## HOW TO COMPLETE THIS TASK
Give again, word for word, the portion of the Canadian aid commentary starting with "So what are" and going on through "case in point.".

## TEXT SHOWN
———

Aiding Symptoms, Not Causes

Aiding Symptoms, Not Causes

Description image by Betty Plewes Former president and CEO of the Canadian Council for International Co-operation; member of The McLeod Group.
  • First Posted: Jun 16 2010 09:20 AM
  • Updated: 10 months ago

Canada's new focus on front-line service delivery in development assistance misses a big part of the problem.

Canada isn’t a big player on the global stage in terms of economic and financial resources. We don’t have military might, we don’t have much political clout, and at $5.2 billion – only .3 per cent of the country’s GNI – our aid budget is a drop in the bucket. In the past we have leveraged our rather meagre resources into a solid international role through creative ideas, skilled diplomacy, support for multilateral institutions, and a commitment to the principles of human rights and international justice.

So what are we bringing to the table as the G8 and G20 nations meet in Canada in a week’s time? It’s difficult to tell because our government has discouraged intelligent discussion of Canadian foreign policy, including our development assistance policy, and the ministers responsible for those policies refuse to be interviewed. Control of information has reached the point where nine press associations in an open letter in Le Devoir are now demanding more open and transparent access to information.

In the absence of public information (and parliamentary debate), our government has begun altering long-held Canadian foreign policy and development assistance positions that have given Canada much of its enviable international stature. The deteriorating relationship between the Canadian International Development Agency (CIDA) and Canadian civil society organizations is a case in point.

———

## EXTRACTED ENTRIES

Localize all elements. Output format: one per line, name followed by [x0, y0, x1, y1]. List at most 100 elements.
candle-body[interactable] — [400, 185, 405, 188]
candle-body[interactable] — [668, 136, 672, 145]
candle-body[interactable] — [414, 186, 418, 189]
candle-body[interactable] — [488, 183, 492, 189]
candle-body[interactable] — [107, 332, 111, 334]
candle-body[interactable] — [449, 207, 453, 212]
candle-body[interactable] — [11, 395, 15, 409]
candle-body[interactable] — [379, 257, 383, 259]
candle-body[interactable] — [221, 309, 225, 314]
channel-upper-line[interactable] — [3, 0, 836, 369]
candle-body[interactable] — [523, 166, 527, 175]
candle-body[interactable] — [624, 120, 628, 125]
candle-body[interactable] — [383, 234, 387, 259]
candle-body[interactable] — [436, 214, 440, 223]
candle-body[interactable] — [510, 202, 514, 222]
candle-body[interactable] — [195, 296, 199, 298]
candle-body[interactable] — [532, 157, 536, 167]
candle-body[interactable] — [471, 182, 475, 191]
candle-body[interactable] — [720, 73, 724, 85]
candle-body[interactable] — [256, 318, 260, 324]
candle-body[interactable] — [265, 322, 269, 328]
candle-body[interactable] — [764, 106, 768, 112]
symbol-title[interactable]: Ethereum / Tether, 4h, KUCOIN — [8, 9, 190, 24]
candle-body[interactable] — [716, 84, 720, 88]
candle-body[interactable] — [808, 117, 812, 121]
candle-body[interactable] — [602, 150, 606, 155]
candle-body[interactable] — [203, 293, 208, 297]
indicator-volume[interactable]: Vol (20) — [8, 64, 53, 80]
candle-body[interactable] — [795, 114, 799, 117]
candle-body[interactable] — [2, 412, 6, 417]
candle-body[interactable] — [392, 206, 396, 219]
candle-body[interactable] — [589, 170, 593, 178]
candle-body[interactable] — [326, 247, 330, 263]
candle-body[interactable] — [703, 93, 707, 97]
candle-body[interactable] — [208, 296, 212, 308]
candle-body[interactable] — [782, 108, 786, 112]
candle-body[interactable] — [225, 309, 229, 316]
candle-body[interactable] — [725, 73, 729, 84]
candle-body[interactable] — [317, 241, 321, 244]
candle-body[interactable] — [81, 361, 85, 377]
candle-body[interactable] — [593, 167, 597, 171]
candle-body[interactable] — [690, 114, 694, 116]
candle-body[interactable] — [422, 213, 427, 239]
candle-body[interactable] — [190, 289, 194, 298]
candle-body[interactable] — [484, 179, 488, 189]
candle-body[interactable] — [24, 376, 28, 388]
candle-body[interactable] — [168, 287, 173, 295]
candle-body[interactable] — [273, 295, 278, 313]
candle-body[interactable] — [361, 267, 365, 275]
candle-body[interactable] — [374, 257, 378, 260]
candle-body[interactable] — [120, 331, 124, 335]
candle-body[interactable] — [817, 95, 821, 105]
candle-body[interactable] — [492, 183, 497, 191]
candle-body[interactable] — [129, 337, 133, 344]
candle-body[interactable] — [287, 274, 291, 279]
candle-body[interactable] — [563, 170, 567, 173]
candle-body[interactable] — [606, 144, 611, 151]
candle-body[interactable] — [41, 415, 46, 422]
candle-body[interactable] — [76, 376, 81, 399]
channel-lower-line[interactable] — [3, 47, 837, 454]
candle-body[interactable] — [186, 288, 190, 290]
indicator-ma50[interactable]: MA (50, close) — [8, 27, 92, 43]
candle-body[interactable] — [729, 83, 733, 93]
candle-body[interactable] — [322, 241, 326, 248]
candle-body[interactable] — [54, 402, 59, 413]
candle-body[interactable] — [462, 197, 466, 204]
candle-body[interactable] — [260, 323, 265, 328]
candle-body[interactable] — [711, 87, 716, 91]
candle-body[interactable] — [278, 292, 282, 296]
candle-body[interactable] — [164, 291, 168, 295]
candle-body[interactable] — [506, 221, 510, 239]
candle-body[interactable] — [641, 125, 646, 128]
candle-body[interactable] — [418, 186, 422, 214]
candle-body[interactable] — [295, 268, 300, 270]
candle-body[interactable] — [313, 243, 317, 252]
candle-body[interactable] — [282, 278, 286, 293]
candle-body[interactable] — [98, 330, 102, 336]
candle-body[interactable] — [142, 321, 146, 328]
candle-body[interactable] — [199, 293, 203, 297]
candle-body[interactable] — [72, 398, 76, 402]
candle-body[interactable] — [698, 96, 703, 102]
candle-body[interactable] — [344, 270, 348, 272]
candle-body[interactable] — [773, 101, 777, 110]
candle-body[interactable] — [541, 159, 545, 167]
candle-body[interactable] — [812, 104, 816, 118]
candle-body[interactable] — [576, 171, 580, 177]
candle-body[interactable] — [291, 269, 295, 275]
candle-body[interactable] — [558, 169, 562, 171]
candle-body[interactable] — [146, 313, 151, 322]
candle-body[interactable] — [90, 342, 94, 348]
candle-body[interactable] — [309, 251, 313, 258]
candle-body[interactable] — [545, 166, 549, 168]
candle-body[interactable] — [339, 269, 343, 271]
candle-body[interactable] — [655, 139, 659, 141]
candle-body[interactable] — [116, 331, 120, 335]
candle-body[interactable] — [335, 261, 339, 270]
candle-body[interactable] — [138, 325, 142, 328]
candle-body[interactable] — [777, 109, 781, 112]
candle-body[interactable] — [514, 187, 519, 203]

———

## ANSWER SECTION
So what are we bringing to the table as the G8 and G20 nations meet in Canada in a week’s time? It’s difficult to tell because our government has discouraged intelligent discussion of Canadian foreign policy, including our development assistance policy, and the ministers responsible for those policies refuse to be interviewed. Control of information has reached the point where nine press associations in an open letter in Le Devoir are now demanding more open and transparent access to information.

In the absence of public information (and parliamentary debate), our government has begun altering long-held Canadian foreign policy and development assistance positions that have given Canada much of its enviable international stature. The deteriorating relationship between the Canadian International Development Agency (CIDA) and Canadian civil society organizations is a case in point.